>> Begin Page excerpt
Overview
This document describes the high-level architecture of nearcore. The focus here is on the implementation of the blockchain protocol, not the protocol itself. For reference documentation of the protocol, please refer to nomicon
Some parts of our architecture are also covered in this video series on YouTube.
Bird's Eye View
If we put the entirety of nearcore onto one picture, we get something like this:
Don't worry if this doesn't yet make a lot of sense: hopefully, by the end of this document the above picture would become much clearer!
Overall Operation
nearcore
is a blockchain node -- it's a single binary (neard
) which runs on
some machine and talks to other similar binaries running elsewhere. Together,
the nodes agree (using a distributed consensus algorithm) on a particular
sequence of transactions. Once transaction sequence is established, each node
applies transactions to the current state. Because transactions are fully
deterministic, each node in the network ends up with identical state. To allow
greater scalability, NEAR protocol uses sharding, which allows a node to hold
only a small subset (shard) of the whole state.
neard
is a stateful, restartable process. When neard
starts, the node
connects to the network and starts processing blocks (block is a batch of
transactions, processed together; transactions are batched into blocks for
greater efficiency). The results of processing are persisted in the database.
RocksDB is used for storage. Usually, the node's data is found in the ~/.near
directory. The node can be stopped at any moment and be restarted later. While
the node is offline it misses the block, so, after a restart, the sync process
kicks in which brings the node up-to-speed with the network by downloading the
missing bits of history from more up-to-date peer nodes.
Major components of nearcore:
-
JSON RPC. This HTTP RPC interface is how
neard
communicates with non-blockchain outside world. For example, to submit a transaction, some client sends an RPC request with it to some node in the network. From that node, the transaction propagates through the network, until it is included in some block. Similarly, a client can send an HTTP request to a node to learn about current state of the blockchain. The JSON RPC interface is documented here. -
Network. If RPC is aimed "outside" the blockchain, "network" is how peer
neard
nodes communicate with each other within the blockchain. RPC carries requests from users of the blockchain, while network carries various messages needed to implement consensus. Two directly connected nodes communicate by sending protobuf-encoded messages over TCP. A node also includes logic to route messages for indirect peers through intermediaries. Oversimplifying a lot, it's enough for a new node to know an IP address of just one other network participant. From this bootstrap connection, the node learns how to communicate with any other node in the network. -
Client. Somewhat confusingly named, client is the logical state of the blockchain. After receiving and decoding a request, both RPC and network usually forward it in the parsed form to the client. Internally, client is split in two somewhat independent components: chain and runtime.
-
Chain. The job of chain, in a nutshell, is to determine a global order of transactions. Chain builds and maintains the blockchain data structure. This includes block and chunk production and processing, consensus, and validator selection. However, chain is not responsible for actually applying transactions and receipts.
>> End Page excerpt
>> Begin Information shown
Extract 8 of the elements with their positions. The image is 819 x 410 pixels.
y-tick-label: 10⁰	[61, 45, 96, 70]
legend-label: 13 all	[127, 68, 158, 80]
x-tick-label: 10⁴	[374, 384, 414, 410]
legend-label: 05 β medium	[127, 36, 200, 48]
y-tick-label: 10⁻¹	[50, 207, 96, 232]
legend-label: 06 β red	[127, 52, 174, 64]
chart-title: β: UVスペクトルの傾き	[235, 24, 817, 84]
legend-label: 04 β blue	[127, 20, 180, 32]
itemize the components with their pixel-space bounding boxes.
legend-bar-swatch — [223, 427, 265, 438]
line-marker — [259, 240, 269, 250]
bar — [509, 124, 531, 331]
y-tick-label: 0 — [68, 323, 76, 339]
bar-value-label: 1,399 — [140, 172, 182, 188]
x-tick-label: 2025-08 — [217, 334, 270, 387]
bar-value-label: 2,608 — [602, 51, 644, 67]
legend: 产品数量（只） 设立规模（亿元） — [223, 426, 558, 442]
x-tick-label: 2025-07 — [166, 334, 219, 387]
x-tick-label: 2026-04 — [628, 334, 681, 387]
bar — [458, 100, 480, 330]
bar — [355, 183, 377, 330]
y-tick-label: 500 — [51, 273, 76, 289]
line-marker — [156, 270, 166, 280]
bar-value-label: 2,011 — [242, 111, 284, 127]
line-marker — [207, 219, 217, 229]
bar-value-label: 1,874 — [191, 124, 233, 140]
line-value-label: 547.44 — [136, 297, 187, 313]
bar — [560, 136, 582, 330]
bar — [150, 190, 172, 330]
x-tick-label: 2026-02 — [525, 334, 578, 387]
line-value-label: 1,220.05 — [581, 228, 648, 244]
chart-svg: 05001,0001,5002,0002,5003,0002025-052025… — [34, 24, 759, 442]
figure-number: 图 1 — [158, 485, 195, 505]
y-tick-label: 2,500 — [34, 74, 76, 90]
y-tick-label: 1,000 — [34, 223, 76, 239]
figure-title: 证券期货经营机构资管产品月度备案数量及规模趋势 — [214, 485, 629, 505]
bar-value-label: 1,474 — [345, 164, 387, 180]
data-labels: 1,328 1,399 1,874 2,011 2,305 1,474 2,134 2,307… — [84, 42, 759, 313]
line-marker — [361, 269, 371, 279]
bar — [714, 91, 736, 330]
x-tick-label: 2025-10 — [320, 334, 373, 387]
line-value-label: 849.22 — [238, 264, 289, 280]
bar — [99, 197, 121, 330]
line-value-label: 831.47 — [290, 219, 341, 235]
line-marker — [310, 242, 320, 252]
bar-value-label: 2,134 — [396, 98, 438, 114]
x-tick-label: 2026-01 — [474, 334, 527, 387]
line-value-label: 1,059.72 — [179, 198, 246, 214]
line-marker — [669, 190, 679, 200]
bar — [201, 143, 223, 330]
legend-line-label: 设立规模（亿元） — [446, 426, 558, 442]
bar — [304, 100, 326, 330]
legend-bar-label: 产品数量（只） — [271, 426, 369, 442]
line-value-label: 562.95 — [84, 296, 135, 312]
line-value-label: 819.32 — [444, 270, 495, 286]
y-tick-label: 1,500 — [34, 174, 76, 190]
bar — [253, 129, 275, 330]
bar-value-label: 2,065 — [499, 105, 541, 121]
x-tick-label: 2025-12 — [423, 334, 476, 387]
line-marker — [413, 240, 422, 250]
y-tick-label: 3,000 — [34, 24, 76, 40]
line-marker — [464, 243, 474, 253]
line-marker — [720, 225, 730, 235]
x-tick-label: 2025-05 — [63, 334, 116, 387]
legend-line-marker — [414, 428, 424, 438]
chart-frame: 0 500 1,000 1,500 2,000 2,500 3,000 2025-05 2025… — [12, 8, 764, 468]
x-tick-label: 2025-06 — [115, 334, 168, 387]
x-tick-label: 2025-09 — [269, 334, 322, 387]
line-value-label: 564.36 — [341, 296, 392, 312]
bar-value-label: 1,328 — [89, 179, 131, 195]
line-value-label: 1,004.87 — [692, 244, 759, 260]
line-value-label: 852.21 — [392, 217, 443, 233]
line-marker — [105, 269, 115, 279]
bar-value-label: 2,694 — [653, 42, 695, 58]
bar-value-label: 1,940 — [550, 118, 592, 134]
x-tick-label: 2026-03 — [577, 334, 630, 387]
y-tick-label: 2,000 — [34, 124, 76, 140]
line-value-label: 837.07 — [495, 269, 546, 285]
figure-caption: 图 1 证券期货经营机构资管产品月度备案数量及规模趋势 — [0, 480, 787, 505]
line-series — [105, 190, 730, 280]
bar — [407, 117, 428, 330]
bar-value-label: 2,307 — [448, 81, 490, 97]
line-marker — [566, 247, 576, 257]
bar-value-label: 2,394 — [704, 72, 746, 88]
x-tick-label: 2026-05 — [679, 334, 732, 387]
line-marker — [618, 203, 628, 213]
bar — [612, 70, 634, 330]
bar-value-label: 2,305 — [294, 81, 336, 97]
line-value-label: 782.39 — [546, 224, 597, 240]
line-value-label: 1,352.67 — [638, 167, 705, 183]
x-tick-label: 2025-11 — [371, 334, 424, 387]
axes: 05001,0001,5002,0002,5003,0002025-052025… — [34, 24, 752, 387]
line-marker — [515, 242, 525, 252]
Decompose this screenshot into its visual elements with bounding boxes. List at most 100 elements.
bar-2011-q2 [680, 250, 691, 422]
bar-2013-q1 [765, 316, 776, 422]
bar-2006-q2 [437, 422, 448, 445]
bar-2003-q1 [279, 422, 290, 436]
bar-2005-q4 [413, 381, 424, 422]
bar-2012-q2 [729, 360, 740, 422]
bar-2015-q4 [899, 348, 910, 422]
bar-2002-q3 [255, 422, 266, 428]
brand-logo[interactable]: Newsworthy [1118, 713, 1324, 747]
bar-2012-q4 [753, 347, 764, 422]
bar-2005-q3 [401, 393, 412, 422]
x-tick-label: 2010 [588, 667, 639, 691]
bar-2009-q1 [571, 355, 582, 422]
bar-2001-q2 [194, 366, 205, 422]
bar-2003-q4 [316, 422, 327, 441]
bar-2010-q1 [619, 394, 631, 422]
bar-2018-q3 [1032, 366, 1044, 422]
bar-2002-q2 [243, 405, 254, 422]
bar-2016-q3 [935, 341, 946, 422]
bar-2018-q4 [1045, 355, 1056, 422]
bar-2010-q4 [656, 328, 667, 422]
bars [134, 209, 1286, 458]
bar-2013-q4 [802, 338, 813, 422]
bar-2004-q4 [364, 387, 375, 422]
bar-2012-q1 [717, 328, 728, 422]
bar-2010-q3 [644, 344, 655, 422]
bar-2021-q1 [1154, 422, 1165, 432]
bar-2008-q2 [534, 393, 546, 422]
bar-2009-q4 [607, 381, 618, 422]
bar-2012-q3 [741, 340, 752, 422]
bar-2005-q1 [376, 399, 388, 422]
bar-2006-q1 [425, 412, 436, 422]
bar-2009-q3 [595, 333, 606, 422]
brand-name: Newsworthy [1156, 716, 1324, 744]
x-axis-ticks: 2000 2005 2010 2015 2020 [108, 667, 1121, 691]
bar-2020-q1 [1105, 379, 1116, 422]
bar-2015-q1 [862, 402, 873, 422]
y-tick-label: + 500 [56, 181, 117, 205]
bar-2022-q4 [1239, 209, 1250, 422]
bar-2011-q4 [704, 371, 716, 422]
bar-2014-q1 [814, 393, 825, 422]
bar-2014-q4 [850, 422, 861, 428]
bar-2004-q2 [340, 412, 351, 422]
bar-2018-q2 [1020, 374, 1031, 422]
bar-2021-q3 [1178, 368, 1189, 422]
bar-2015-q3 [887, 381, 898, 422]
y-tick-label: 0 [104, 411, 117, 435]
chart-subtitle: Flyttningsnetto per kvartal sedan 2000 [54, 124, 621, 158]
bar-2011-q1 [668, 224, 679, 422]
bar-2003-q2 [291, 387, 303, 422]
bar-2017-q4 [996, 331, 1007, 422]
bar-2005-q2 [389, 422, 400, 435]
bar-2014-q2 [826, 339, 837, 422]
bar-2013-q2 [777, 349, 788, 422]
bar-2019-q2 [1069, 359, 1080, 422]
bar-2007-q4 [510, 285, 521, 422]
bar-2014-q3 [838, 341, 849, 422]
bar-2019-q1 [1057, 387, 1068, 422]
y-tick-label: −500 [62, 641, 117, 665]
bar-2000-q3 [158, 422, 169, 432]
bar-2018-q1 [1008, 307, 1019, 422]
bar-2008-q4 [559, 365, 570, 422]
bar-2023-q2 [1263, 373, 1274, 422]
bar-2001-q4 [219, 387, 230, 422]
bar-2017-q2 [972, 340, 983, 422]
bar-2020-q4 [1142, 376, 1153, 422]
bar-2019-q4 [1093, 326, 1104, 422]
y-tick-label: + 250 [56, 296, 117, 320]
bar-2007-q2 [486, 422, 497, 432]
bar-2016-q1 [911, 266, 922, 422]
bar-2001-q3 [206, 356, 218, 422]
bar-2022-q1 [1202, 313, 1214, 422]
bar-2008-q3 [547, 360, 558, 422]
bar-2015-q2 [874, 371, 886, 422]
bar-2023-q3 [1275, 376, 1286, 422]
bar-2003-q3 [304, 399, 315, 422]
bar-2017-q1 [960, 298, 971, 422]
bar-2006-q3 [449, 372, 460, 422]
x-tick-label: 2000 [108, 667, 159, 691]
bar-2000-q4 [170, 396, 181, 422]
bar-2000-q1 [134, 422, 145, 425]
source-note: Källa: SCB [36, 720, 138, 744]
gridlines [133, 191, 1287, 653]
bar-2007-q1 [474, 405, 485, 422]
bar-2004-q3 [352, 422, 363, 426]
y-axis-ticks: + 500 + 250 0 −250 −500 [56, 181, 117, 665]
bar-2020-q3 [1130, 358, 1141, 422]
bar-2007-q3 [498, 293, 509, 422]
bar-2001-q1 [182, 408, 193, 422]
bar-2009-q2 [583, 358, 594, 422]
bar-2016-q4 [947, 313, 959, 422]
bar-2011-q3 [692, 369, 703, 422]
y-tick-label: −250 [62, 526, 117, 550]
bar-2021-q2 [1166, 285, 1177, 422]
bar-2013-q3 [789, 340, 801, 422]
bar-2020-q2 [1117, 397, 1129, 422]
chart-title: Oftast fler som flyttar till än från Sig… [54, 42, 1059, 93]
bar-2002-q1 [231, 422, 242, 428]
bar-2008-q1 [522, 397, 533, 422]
>> End Information shown
Continue the nearcore architecture overview from its last sentence about what chain doesn't do.

-
Runtime. If chain selects the order of transactions, Runtime applies transaction to the state. Chain guarantees that everyone agrees on the order and content of transactions, and Runtime guarantees that each transaction is fully deterministic. It follows that everyone agrees on the "current state" of the blockchain. Some transactions are as simple as "transfer X tokens from Alice to Bob". But a much more powerful class of transactions is supported: "run this arbitrary WebAssembly code in the context of the current state of the chain". Running such "smart contract" transactions securely and efficiently is a major part of what Runtime does. Today, Runtime uses a JIT compiler to do that.
-
Storage. Storage is more of a cross-cutting concern, than an isolated component. Many parts of a node want to durably persist various bits of state to disk. One notable case is the logical state of the blockchain, and, in particular, data associated with each account. Logically, the state of an account on a chain is a key-value map:
HashMap<Vec<u8>, Vec<u8>>
. But there is a twist: it should be possible to provide a succinct proof that a particular key indeed holds a particular value. To allow that internally the state is implemented as a persistent (in both senses, "functional" and "on disk") merkle-patricia trie. -
Parameter Estimator. One kind of transaction we support is "run this arbitrary, Turing-complete computation". To protect from a
loop {}
transaction halting the whole network, Runtime implements resource limiting: each transaction runs with a certain finite amount of "gas", and each operation costs a certain amount of gas to perform. Parameter estimator is essentially a set of benchmarks used to estimate relative gas costs of various operations.
Entry Points
neard/src/main.rs
contains the main function that starts a blockchain node.
However, this file mostly only contains the logic to parse arguments and
dispatch different commands. start_with_config
in nearcore/src/lib.rs
is the
actual entry point and it starts all the actors.
JsonRpcHandler::process
in the jsonrpc
crate is the RPC entry point. It
implements the public API of a node, which is documented
here.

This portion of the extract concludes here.